─── SUPPLIED MATERIAL

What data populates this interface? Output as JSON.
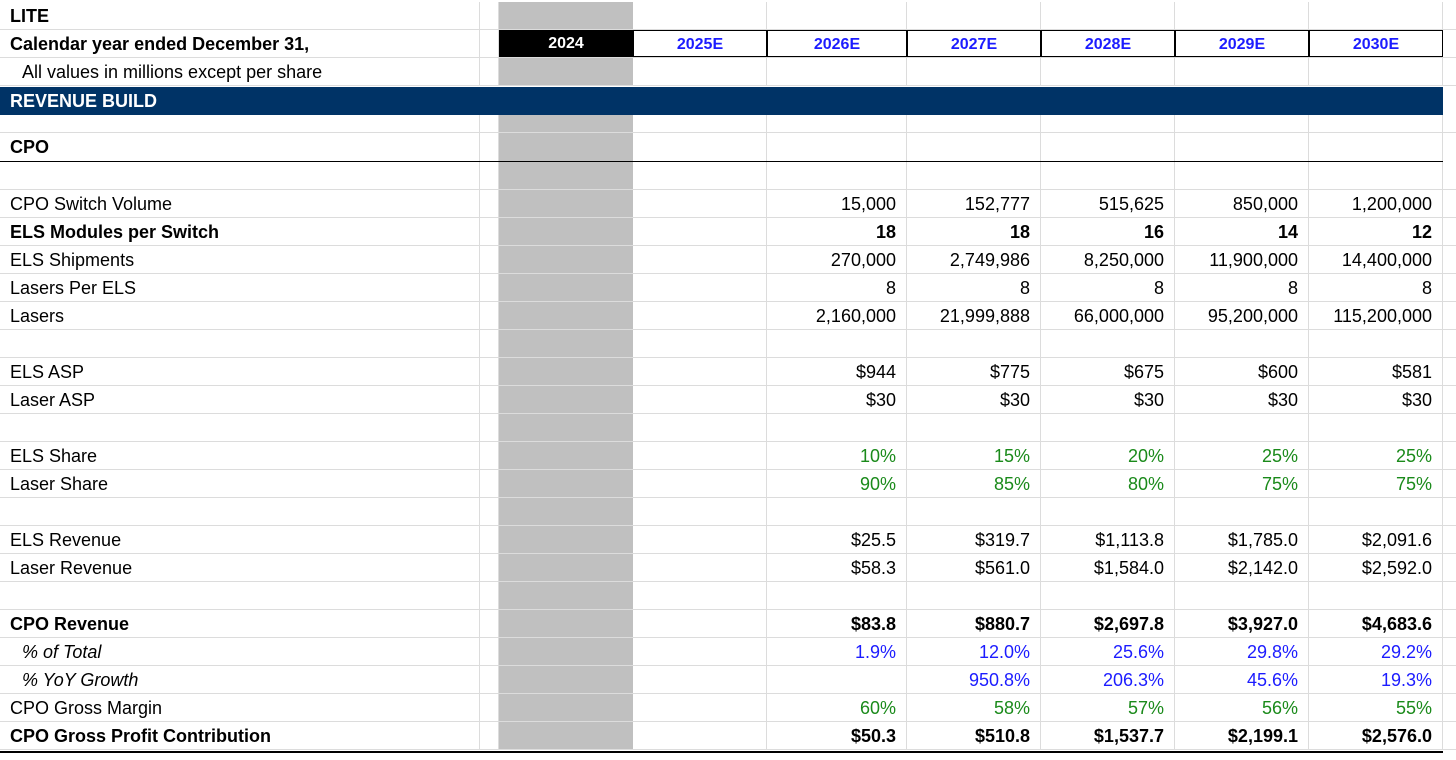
{
  "ticker": "LITE",
  "subtitle": "Calendar year ended December 31,",
  "note": "All values in millions except per share",
  "section": "REVENUE BUILD",
  "group": "CPO",
  "years": [
    "2024",
    "2025E",
    "2026E",
    "2027E",
    "2028E",
    "2029E",
    "2030E"
  ],
  "rows": [
    {
      "label": "CPO Switch Volume",
      "values": [
        "",
        "",
        "15,000",
        "152,777",
        "515,625",
        "850,000",
        "1,200,000"
      ]
    },
    {
      "label": "ELS Modules per Switch",
      "values": [
        "",
        "",
        "18",
        "18",
        "16",
        "14",
        "12"
      ]
    },
    {
      "label": "ELS Shipments",
      "values": [
        "",
        "",
        "270,000",
        "2,749,986",
        "8,250,000",
        "11,900,000",
        "14,400,000"
      ]
    },
    {
      "label": "Lasers Per ELS",
      "values": [
        "",
        "",
        "8",
        "8",
        "8",
        "8",
        "8"
      ]
    },
    {
      "label": "Lasers",
      "values": [
        "",
        "",
        "2,160,000",
        "21,999,888",
        "66,000,000",
        "95,200,000",
        "115,200,000"
      ]
    },
    {
      "label": "",
      "values": [
        "",
        "",
        "",
        "",
        "",
        "",
        ""
      ]
    },
    {
      "label": "ELS ASP",
      "values": [
        "",
        "",
        "$944",
        "$775",
        "$675",
        "$600",
        "$581"
      ]
    },
    {
      "label": "Laser ASP",
      "values": [
        "",
        "",
        "$30",
        "$30",
        "$30",
        "$30",
        "$30"
      ]
    },
    {
      "label": "",
      "values": [
        "",
        "",
        "",
        "",
        "",
        "",
        ""
      ]
    },
    {
      "label": "ELS Share",
      "values": [
        "",
        "",
        "10%",
        "15%",
        "20%",
        "25%",
        "25%"
      ]
    },
    {
      "label": "Laser Share",
      "values": [
        "",
        "",
        "90%",
        "85%",
        "80%",
        "75%",
        "75%"
      ]
    },
    {
      "label": "",
      "values": [
        "",
        "",
        "",
        "",
        "",
        "",
        ""
      ]
    },
    {
      "label": "ELS Revenue",
      "values": [
        "",
        "",
        "$25.5",
        "$319.7",
        "$1,113.8",
        "$1,785.0",
        "$2,091.6"
      ]
    },
    {
      "label": "Laser Revenue",
      "values": [
        "",
        "",
        "$58.3",
        "$561.0",
        "$1,584.0",
        "$2,142.0",
        "$2,592.0"
      ]
    },
    {
      "label": "",
      "values": [
        "",
        "",
        "",
        "",
        "",
        "",
        ""
      ]
    },
    {
      "label": "CPO Revenue",
      "values": [
        "",
        "",
        "$83.8",
        "$880.7",
        "$2,697.8",
        "$3,927.0",
        "$4,683.6"
      ]
    },
    {
      "label": "% of Total",
      "values": [
        "",
        "",
        "1.9%",
        "12.0%",
        "25.6%",
        "29.8%",
        "29.2%"
      ]
    },
    {
      "label": "% YoY Growth",
      "values": [
        "",
        "",
        "",
        "950.8%",
        "206.3%",
        "45.6%",
        "19.3%"
      ]
    },
    {
      "label": "CPO Gross Margin",
      "values": [
        "",
        "",
        "60%",
        "58%",
        "57%",
        "56%",
        "55%"
      ]
    },
    {
      "label": "CPO Gross Profit Contribution",
      "values": [
        "",
        "",
        "$50.3",
        "$510.8",
        "$1,537.7",
        "$2,199.1",
        "$2,576.0"
      ]
    }
  ],
  "colors": {
    "banner": "#003366",
    "year_label": "#1c1cff",
    "input_green": "#1a8a1a",
    "pct_blue": "#1c1cff",
    "shaded_column": "#c0c0c0"
  }
}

──────

Reproduce all of the data exactly, omitting each picture it holds.

== RESULT OF THE TASK ==
What data populates this interface? Output as JSON.
{
  "ticker": "LITE",
  "subtitle": "Calendar year ended December 31,",
  "note": "All values in millions except per share",
  "section": "REVENUE BUILD",
  "group": "CPO",
  "years": [
    "2024",
    "2025E",
    "2026E",
    "2027E",
    "2028E",
    "2029E",
    "2030E"
  ],
  "rows": [
    {
      "label": "CPO Switch Volume",
      "values": [
        "",
        "",
        "15,000",
        "152,777",
        "515,625",
        "850,000",
        "1,200,000"
      ]
    },
    {
      "label": "ELS Modules per Switch",
      "values": [
        "",
        "",
        "18",
        "18",
        "16",
        "14",
        "12"
      ]
    },
    {
      "label": "ELS Shipments",
      "values": [
        "",
        "",
        "270,000",
        "2,749,986",
        "8,250,000",
        "11,900,000",
        "14,400,000"
      ]
    },
    {
      "label": "Lasers Per ELS",
      "values": [
        "",
        "",
        "8",
        "8",
        "8",
        "8",
        "8"
      ]
    },
    {
      "label": "Lasers",
      "values": [
        "",
        "",
        "2,160,000",
        "21,999,888",
        "66,000,000",
        "95,200,000",
        "115,200,000"
      ]
    },
    {
      "label": "",
      "values": [
        "",
        "",
        "",
        "",
        "",
        "",
        ""
      ]
    },
    {
      "label": "ELS ASP",
      "values": [
        "",
        "",
        "$944",
        "$775",
        "$675",
        "$600",
        "$581"
      ]
    },
    {
      "label": "Laser ASP",
      "values": [
        "",
        "",
        "$30",
        "$30",
        "$30",
        "$30",
        "$30"
      ]
    },
    {
      "label": "",
      "values": [
        "",
        "",
        "",
        "",
        "",
        "",
        ""
      ]
    },
    {
      "label": "ELS Share",
      "values": [
        "",
        "",
        "10%",
        "15%",
        "20%",
        "25%",
        "25%"
      ]
    },
    {
      "label": "Laser Share",
      "values": [
        "",
        "",
        "90%",
        "85%",
        "80%",
        "75%",
        "75%"
      ]
    },
    {
      "label": "",
      "values": [
        "",
        "",
        "",
        "",
        "",
        "",
        ""
      ]
    },
    {
      "label": "ELS Revenue",
      "values": [
        "",
        "",
        "$25.5",
        "$319.7",
        "$1,113.8",
        "$1,785.0",
        "$2,091.6"
      ]
    },
    {
      "label": "Laser Revenue",
      "values": [
        "",
        "",
        "$58.3",
        "$561.0",
        "$1,584.0",
        "$2,142.0",
        "$2,592.0"
      ]
    },
    {
      "label": "",
      "values": [
        "",
        "",
        "",
        "",
        "",
        "",
        ""
      ]
    },
    {
      "label": "CPO Revenue",
      "values": [
        "",
        "",
        "$83.8",
        "$880.7",
        "$2,697.8",
        "$3,927.0",
        "$4,683.6"
      ]
    },
    {
      "label": "% of Total",
      "values": [
        "",
        "",
        "1.9%",
        "12.0%",
        "25.6%",
        "29.8%",
        "29.2%"
      ]
    },
    {
      "label": "% YoY Growth",
      "values": [
        "",
        "",
        "",
        "950.8%",
        "206.3%",
        "45.6%",
        "19.3%"
      ]
    },
    {
      "label": "CPO Gross Margin",
      "values": [
        "",
        "",
        "60%",
        "58%",
        "57%",
        "56%",
        "55%"
      ]
    },
    {
      "label": "CPO Gross Profit Contribution",
      "values": [
        "",
        "",
        "$50.3",
        "$510.8",
        "$1,537.7",
        "$2,199.1",
        "$2,576.0"
      ]
    }
  ],
  "colors": {
    "banner": "#003366",
    "year_label": "#1c1cff",
    "input_green": "#1a8a1a",
    "pct_blue": "#1c1cff",
    "shaded_column": "#c0c0c0"
  }
}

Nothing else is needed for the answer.